> Exercise goal
Could you write out every entry exactly as it stands?

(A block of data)
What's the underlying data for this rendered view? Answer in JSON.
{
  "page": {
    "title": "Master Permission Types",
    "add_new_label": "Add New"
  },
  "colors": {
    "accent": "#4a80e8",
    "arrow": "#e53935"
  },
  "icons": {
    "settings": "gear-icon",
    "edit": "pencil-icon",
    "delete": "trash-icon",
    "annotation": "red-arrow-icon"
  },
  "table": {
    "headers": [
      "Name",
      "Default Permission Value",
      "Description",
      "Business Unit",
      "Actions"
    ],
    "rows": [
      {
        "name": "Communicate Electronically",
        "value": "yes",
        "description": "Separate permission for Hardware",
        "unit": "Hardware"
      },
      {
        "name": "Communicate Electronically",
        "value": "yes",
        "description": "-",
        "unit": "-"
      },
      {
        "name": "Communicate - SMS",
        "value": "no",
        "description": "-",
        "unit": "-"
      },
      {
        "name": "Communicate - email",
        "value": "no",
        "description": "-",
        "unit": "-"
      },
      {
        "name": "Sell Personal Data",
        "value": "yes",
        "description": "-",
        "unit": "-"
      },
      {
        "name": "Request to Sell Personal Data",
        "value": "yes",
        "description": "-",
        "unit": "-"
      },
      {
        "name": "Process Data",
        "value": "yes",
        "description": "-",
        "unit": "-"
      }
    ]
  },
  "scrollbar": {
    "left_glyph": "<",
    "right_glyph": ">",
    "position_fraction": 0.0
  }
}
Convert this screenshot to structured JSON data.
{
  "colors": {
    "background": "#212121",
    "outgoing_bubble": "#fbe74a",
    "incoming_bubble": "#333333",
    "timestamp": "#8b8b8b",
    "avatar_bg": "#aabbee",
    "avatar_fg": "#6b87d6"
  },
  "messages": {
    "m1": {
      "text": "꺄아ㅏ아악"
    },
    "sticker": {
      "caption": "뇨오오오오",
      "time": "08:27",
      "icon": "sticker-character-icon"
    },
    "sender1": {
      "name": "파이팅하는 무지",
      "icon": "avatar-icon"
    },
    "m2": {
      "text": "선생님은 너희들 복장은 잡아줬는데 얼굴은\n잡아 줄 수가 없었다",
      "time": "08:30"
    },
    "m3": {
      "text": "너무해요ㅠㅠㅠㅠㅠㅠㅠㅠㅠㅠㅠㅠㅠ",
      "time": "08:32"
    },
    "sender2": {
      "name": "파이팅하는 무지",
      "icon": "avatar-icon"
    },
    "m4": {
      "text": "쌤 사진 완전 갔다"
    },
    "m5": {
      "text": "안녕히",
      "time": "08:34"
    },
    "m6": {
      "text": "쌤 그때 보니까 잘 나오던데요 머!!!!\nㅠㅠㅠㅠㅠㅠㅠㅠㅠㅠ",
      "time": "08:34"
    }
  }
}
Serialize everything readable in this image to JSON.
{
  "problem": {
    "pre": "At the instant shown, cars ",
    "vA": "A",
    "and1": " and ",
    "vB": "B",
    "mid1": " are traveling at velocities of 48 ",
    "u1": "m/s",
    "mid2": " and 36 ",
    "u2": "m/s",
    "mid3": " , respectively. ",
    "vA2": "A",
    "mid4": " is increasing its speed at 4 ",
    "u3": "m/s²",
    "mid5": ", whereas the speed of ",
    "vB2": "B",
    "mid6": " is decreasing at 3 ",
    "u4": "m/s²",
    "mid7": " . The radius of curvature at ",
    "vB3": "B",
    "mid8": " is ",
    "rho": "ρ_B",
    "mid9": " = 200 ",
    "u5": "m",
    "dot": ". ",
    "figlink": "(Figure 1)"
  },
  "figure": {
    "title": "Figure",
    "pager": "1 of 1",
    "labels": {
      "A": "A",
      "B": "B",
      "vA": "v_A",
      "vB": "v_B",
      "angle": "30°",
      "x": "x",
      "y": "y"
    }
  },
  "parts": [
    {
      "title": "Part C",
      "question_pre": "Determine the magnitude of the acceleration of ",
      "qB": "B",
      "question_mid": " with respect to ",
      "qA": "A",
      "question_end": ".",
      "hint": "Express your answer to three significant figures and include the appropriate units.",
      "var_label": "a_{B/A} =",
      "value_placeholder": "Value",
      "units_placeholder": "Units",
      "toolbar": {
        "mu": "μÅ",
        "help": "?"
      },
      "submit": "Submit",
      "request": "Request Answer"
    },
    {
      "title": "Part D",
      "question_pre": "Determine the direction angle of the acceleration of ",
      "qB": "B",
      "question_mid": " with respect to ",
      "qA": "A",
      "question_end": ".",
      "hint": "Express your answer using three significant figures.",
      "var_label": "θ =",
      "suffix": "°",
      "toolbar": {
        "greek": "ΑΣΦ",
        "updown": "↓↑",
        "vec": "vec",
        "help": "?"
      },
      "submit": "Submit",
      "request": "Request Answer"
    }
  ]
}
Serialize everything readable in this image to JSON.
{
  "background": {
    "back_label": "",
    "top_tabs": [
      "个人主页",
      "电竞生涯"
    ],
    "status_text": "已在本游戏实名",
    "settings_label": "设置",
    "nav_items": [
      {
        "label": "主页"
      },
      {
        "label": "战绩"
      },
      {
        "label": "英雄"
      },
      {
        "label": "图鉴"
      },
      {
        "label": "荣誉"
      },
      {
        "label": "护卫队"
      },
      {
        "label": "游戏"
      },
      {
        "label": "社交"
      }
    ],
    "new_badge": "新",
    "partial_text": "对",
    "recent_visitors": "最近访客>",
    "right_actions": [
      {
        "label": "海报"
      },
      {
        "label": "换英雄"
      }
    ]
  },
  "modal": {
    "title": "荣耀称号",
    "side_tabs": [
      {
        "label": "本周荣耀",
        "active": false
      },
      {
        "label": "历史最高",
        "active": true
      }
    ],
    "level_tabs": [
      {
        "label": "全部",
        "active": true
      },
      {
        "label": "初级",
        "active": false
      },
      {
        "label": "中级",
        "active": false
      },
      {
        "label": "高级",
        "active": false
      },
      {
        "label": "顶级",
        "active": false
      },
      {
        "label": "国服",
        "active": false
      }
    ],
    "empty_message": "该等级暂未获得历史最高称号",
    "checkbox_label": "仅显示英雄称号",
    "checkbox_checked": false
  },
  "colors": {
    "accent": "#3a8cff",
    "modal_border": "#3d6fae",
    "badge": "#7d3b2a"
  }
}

> Reply
What's the underlying data for this rendered view? Answer in JSON.
{
  "page": {
    "title": "Master Permission Types",
    "add_new_label": "Add New"
  },
  "colors": {
    "accent": "#4a80e8",
    "arrow": "#e53935"
  },
  "icons": {
    "settings": "gear-icon",
    "edit": "pencil-icon",
    "delete": "trash-icon",
    "annotation": "red-arrow-icon"
  },
  "table": {
    "headers": [
      "Name",
      "Default Permission Value",
      "Description",
      "Business Unit",
      "Actions"
    ],
    "rows": [
      {
        "name": "Communicate Electronically",
        "value": "yes",
        "description": "Separate permission for Hardware",
        "unit": "Hardware"
      },
      {
        "name": "Communicate Electronically",
        "value": "yes",
        "description": "-",
        "unit": "-"
      },
      {
        "name": "Communicate - SMS",
        "value": "no",
        "description": "-",
        "unit": "-"
      },
      {
        "name": "Communicate - email",
        "value": "no",
        "description": "-",
        "unit": "-"
      },
      {
        "name": "Sell Personal Data",
        "value": "yes",
        "description": "-",
        "unit": "-"
      },
      {
        "name": "Request to Sell Personal Data",
        "value": "yes",
        "description": "-",
        "unit": "-"
      },
      {
        "name": "Process Data",
        "value": "yes",
        "description": "-",
        "unit": "-"
      }
    ]
  },
  "scrollbar": {
    "left_glyph": "<",
    "right_glyph": ">",
    "position_fraction": 0.0
  }
}
Convert this screenshot to structured JSON data.
{
  "colors": {
    "background": "#212121",
    "outgoing_bubble": "#fbe74a",
    "incoming_bubble": "#333333",
    "timestamp": "#8b8b8b",
    "avatar_bg": "#aabbee",
    "avatar_fg": "#6b87d6"
  },
  "messages": {
    "m1": {
      "text": "꺄아ㅏ아악"
    },
    "sticker": {
      "caption": "뇨오오오오",
      "time": "08:27",
      "icon": "sticker-character-icon"
    },
    "sender1": {
      "name": "파이팅하는 무지",
      "icon": "avatar-icon"
    },
    "m2": {
      "text": "선생님은 너희들 복장은 잡아줬는데 얼굴은\n잡아 줄 수가 없었다",
      "time": "08:30"
    },
    "m3": {
      "text": "너무해요ㅠㅠㅠㅠㅠㅠㅠㅠㅠㅠㅠㅠㅠ",
      "time": "08:32"
    },
    "sender2": {
      "name": "파이팅하는 무지",
      "icon": "avatar-icon"
    },
    "m4": {
      "text": "쌤 사진 완전 갔다"
    },
    "m5": {
      "text": "안녕히",
      "time": "08:34"
    },
    "m6": {
      "text": "쌤 그때 보니까 잘 나오던데요 머!!!!\nㅠㅠㅠㅠㅠㅠㅠㅠㅠㅠ",
      "time": "08:34"
    }
  }
}
Serialize everything readable in this image to JSON.
{
  "problem": {
    "pre": "At the instant shown, cars ",
    "vA": "A",
    "and1": " and ",
    "vB": "B",
    "mid1": " are traveling at velocities of 48 ",
    "u1": "m/s",
    "mid2": " and 36 ",
    "u2": "m/s",
    "mid3": " , respectively. ",
    "vA2": "A",
    "mid4": " is increasing its speed at 4 ",
    "u3": "m/s²",
    "mid5": ", whereas the speed of ",
    "vB2": "B",
    "mid6": " is decreasing at 3 ",
    "u4": "m/s²",
    "mid7": " . The radius of curvature at ",
    "vB3": "B",
    "mid8": " is ",
    "rho": "ρ_B",
    "mid9": " = 200 ",
    "u5": "m",
    "dot": ". ",
    "figlink": "(Figure 1)"
  },
  "figure": {
    "title": "Figure",
    "pager": "1 of 1",
    "labels": {
      "A": "A",
      "B": "B",
      "vA": "v_A",
      "vB": "v_B",
      "angle": "30°",
      "x": "x",
      "y": "y"
    }
  },
  "parts": [
    {
      "title": "Part C",
      "question_pre": "Determine the magnitude of the acceleration of ",
      "qB": "B",
      "question_mid": " with respect to ",
      "qA": "A",
      "question_end": ".",
      "hint": "Express your answer to three significant figures and include the appropriate units.",
      "var_label": "a_{B/A} =",
      "value_placeholder": "Value",
      "units_placeholder": "Units",
      "toolbar": {
        "mu": "μÅ",
        "help": "?"
      },
      "submit": "Submit",
      "request": "Request Answer"
    },
    {
      "title": "Part D",
      "question_pre": "Determine the direction angle of the acceleration of ",
      "qB": "B",
      "question_mid": " with respect to ",
      "qA": "A",
      "question_end": ".",
      "hint": "Express your answer using three significant figures.",
      "var_label": "θ =",
      "suffix": "°",
      "toolbar": {
        "greek": "ΑΣΦ",
        "updown": "↓↑",
        "vec": "vec",
        "help": "?"
      },
      "submit": "Submit",
      "request": "Request Answer"
    }
  ]
}
Serialize everything readable in this image to JSON.
{
  "background": {
    "back_label": "",
    "top_tabs": [
      "个人主页",
      "电竞生涯"
    ],
    "status_text": "已在本游戏实名",
    "settings_label": "设置",
    "nav_items": [
      {
        "label": "主页"
      },
      {
        "label": "战绩"
      },
      {
        "label": "英雄"
      },
      {
        "label": "图鉴"
      },
      {
        "label": "荣誉"
      },
      {
        "label": "护卫队"
      },
      {
        "label": "游戏"
      },
      {
        "label": "社交"
      }
    ],
    "new_badge": "新",
    "partial_text": "对",
    "recent_visitors": "最近访客>",
    "right_actions": [
      {
        "label": "海报"
      },
      {
        "label": "换英雄"
      }
    ]
  },
  "modal": {
    "title": "荣耀称号",
    "side_tabs": [
      {
        "label": "本周荣耀",
        "active": false
      },
      {
        "label": "历史最高",
        "active": true
      }
    ],
    "level_tabs": [
      {
        "label": "全部",
        "active": true
      },
      {
        "label": "初级",
        "active": false
      },
      {
        "label": "中级",
        "active": false
      },
      {
        "label": "高级",
        "active": false
      },
      {
        "label": "顶级",
        "active": false
      },
      {
        "label": "国服",
        "active": false
      }
    ],
    "empty_message": "该等级暂未获得历史最高称号",
    "checkbox_label": "仅显示英雄称号",
    "checkbox_checked": false
  },
  "colors": {
    "accent": "#3a8cff",
    "modal_border": "#3d6fae",
    "badge": "#7d3b2a"
  }
}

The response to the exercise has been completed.